■ WRITTEN PROBLEM
Find each line holding "отдѣленію" and copy it out.

######

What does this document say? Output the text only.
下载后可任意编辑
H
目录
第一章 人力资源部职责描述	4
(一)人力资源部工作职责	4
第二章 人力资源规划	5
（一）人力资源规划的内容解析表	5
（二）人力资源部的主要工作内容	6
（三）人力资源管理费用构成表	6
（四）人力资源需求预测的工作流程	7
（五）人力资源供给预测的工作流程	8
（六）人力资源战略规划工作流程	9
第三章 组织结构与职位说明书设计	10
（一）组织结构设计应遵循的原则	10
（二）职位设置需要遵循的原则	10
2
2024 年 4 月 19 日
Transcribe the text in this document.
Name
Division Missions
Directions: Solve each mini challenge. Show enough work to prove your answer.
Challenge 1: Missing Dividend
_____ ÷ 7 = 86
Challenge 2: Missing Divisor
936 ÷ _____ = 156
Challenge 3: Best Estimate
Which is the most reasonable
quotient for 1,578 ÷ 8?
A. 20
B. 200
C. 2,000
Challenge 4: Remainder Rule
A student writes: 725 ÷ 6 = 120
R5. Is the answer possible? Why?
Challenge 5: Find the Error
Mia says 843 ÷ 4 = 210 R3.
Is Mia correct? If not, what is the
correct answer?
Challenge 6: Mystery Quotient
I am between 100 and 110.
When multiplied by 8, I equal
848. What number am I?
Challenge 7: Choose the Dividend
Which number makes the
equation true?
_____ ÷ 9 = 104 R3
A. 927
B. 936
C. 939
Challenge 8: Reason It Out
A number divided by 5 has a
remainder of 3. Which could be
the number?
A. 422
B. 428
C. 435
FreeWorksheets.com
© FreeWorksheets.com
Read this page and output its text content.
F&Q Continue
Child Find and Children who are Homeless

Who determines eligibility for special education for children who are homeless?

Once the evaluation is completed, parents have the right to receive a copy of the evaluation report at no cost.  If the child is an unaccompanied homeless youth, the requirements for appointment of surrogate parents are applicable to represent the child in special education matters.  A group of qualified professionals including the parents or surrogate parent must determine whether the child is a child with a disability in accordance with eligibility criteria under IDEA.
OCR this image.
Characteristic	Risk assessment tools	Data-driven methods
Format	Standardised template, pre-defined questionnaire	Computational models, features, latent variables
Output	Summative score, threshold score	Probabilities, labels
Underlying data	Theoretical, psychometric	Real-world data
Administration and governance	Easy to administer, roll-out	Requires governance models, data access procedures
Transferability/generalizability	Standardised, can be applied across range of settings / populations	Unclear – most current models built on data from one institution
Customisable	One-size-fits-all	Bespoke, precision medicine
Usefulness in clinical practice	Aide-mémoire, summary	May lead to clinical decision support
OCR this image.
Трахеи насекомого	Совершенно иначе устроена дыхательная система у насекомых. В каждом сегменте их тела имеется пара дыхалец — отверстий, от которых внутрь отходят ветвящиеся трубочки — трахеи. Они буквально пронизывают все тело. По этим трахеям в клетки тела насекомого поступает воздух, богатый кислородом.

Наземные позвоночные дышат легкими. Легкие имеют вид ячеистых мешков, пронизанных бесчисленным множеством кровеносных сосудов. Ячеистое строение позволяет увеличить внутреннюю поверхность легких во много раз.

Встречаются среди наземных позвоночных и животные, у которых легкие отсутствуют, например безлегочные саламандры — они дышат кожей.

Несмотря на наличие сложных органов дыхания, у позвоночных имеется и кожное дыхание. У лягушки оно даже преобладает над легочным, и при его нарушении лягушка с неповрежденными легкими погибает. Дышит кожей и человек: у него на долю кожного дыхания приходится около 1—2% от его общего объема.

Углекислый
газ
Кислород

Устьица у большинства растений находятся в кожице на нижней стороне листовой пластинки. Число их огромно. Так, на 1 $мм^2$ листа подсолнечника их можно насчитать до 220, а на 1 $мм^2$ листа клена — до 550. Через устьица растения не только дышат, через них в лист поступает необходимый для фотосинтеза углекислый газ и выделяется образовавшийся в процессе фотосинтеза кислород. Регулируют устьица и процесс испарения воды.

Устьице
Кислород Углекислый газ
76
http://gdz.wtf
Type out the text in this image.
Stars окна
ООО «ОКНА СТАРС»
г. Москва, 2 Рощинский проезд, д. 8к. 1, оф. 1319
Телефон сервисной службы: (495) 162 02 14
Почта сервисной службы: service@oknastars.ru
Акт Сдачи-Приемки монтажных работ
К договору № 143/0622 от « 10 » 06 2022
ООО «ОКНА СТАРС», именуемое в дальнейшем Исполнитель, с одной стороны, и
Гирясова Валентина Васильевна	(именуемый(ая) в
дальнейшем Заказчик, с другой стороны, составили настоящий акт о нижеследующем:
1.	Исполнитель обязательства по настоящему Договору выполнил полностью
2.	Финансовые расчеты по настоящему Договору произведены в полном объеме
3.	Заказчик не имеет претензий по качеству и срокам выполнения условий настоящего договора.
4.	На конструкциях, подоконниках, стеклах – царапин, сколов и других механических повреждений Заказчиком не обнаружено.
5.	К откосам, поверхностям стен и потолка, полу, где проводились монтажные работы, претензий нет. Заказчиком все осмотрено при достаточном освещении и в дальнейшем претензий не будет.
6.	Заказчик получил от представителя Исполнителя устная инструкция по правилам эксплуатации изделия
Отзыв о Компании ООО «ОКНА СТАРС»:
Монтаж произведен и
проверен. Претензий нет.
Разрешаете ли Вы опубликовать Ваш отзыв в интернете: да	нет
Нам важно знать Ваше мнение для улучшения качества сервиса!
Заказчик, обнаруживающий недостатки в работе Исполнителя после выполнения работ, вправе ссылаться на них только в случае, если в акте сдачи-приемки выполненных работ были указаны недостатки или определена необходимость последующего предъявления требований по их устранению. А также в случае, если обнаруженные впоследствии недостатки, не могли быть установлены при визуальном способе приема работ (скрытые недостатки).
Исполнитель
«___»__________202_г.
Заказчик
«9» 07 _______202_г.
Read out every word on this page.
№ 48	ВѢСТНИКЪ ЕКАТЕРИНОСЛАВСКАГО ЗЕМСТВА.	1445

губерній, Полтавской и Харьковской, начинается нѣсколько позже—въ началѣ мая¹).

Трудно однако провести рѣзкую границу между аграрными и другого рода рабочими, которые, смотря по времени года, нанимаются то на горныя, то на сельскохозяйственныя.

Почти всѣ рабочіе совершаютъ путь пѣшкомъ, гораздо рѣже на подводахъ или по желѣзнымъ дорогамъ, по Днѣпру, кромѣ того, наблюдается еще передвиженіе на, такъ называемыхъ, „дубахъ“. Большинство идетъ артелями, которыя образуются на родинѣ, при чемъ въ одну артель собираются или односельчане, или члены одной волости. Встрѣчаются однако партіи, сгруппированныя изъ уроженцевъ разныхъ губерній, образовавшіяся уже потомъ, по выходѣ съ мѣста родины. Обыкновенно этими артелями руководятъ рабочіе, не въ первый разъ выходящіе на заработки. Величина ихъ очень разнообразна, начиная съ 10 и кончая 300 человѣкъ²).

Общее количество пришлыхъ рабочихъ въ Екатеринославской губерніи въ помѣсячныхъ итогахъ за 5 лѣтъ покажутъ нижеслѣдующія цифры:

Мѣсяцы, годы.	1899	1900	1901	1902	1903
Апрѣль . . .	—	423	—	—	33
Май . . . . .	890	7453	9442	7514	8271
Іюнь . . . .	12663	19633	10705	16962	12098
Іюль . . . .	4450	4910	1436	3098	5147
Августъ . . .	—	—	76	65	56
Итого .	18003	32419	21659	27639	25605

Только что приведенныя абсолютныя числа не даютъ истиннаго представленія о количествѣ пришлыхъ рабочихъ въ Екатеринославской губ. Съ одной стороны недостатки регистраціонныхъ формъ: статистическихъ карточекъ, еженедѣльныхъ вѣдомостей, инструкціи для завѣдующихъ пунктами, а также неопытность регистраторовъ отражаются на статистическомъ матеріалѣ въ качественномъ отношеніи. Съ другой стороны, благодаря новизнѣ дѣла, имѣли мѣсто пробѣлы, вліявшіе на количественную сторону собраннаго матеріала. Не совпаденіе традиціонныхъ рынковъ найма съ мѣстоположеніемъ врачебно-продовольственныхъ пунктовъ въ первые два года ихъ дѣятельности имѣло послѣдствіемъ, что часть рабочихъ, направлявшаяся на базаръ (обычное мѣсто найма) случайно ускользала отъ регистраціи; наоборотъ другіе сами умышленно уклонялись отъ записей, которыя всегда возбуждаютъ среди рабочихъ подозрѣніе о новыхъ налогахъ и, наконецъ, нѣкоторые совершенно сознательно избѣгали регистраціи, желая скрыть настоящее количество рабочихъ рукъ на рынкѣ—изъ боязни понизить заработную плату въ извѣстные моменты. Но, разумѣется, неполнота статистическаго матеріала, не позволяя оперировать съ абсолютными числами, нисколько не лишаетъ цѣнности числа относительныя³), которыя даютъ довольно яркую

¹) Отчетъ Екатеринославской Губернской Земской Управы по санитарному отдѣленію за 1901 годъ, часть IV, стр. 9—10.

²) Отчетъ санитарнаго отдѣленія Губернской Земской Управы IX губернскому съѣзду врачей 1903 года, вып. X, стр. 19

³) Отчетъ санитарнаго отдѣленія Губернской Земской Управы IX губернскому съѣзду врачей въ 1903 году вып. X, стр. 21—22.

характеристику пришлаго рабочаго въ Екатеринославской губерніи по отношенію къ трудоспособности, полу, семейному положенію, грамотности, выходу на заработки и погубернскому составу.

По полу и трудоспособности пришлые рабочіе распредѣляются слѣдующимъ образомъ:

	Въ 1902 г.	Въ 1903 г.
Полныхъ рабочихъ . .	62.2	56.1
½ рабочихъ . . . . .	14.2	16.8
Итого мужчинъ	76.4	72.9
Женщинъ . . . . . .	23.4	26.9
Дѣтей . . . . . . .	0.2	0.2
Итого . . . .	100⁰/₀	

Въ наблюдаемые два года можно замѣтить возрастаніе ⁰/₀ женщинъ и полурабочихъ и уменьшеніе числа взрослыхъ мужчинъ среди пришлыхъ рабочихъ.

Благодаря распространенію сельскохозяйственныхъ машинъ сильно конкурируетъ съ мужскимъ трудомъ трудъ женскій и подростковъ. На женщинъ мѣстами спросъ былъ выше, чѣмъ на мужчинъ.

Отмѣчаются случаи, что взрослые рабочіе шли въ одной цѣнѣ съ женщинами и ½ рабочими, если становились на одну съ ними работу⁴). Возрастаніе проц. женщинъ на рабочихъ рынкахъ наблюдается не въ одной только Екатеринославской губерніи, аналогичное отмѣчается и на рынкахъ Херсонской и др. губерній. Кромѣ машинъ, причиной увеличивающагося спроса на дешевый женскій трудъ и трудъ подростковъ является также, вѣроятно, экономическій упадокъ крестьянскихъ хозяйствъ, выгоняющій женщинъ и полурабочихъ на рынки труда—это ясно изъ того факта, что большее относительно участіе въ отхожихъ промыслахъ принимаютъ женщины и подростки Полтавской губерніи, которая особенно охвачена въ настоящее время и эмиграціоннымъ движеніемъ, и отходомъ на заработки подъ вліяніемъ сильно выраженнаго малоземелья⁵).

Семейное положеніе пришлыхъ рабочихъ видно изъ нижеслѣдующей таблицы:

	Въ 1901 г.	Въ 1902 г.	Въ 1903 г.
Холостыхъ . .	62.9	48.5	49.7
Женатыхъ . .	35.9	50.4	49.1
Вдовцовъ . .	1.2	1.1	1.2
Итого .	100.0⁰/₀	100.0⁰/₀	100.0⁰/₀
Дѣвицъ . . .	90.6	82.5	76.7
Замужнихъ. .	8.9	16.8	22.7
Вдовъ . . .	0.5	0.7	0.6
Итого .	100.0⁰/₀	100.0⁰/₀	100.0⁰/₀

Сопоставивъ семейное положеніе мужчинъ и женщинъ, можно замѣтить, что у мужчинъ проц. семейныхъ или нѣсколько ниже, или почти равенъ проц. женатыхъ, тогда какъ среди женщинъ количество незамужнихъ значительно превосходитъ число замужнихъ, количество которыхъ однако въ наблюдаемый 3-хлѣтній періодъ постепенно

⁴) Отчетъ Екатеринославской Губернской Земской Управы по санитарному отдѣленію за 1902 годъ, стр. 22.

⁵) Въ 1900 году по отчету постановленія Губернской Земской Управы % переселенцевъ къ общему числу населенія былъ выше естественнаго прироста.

######

■ ANSWER TO THIS PROBLEM
¹) Отчетъ Екатеринославской Губернской Земской Управы по санитарному отдѣленію за 1901 годъ, часть IV, стр. 9—10.
⁴) Отчетъ Екатеринославской Губернской Земской Управы по санитарному отдѣленію за 1902 годъ, стр. 22.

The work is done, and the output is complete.